+++ Given data +++

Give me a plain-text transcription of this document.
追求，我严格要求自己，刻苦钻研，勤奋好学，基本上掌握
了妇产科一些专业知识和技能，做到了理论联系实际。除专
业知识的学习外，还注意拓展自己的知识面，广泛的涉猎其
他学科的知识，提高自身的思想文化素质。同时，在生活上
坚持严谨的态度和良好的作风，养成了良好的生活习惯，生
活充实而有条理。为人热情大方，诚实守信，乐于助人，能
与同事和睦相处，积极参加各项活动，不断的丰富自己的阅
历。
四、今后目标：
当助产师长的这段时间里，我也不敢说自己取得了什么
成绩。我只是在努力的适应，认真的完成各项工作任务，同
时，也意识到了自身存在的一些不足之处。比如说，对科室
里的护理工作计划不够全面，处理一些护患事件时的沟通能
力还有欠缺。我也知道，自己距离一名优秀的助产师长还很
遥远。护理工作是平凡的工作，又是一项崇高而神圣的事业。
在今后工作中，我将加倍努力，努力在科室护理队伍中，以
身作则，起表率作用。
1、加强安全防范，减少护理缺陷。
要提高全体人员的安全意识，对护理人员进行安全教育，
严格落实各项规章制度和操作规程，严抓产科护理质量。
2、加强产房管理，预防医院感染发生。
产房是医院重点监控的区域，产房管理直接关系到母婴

+++

What is being asked – Transcribe the material above word for word.

Written response –
Give me a plain-text transcription of this document.
追求，我严格要求自己，刻苦钻研，勤奋好学，基本上掌握
了妇产科一些专业知识和技能，做到了理论联系实际。除专
业知识的学习外，还注意拓展自己的知识面，广泛的涉猎其
他学科的知识，提高自身的思想文化素质。同时，在生活上
坚持严谨的态度和良好的作风，养成了良好的生活习惯，生
活充实而有条理。为人热情大方，诚实守信，乐于助人，能
与同事和睦相处，积极参加各项活动，不断的丰富自己的阅
历。
四、今后目标：
当助产师长的这段时间里，我也不敢说自己取得了什么
成绩。我只是在努力的适应，认真的完成各项工作任务，同
时，也意识到了自身存在的一些不足之处。比如说，对科室
里的护理工作计划不够全面，处理一些护患事件时的沟通能
力还有欠缺。我也知道，自己距离一名优秀的助产师长还很
遥远。护理工作是平凡的工作，又是一项崇高而神圣的事业。
在今后工作中，我将加倍努力，努力在科室护理队伍中，以
身作则，起表率作用。
1、加强安全防范，减少护理缺陷。
要提高全体人员的安全意识，对护理人员进行安全教育，
严格落实各项规章制度和操作规程，严抓产科护理质量。
2、加强产房管理，预防医院感染发生。
产房是医院重点监控的区域，产房管理直接关系到母婴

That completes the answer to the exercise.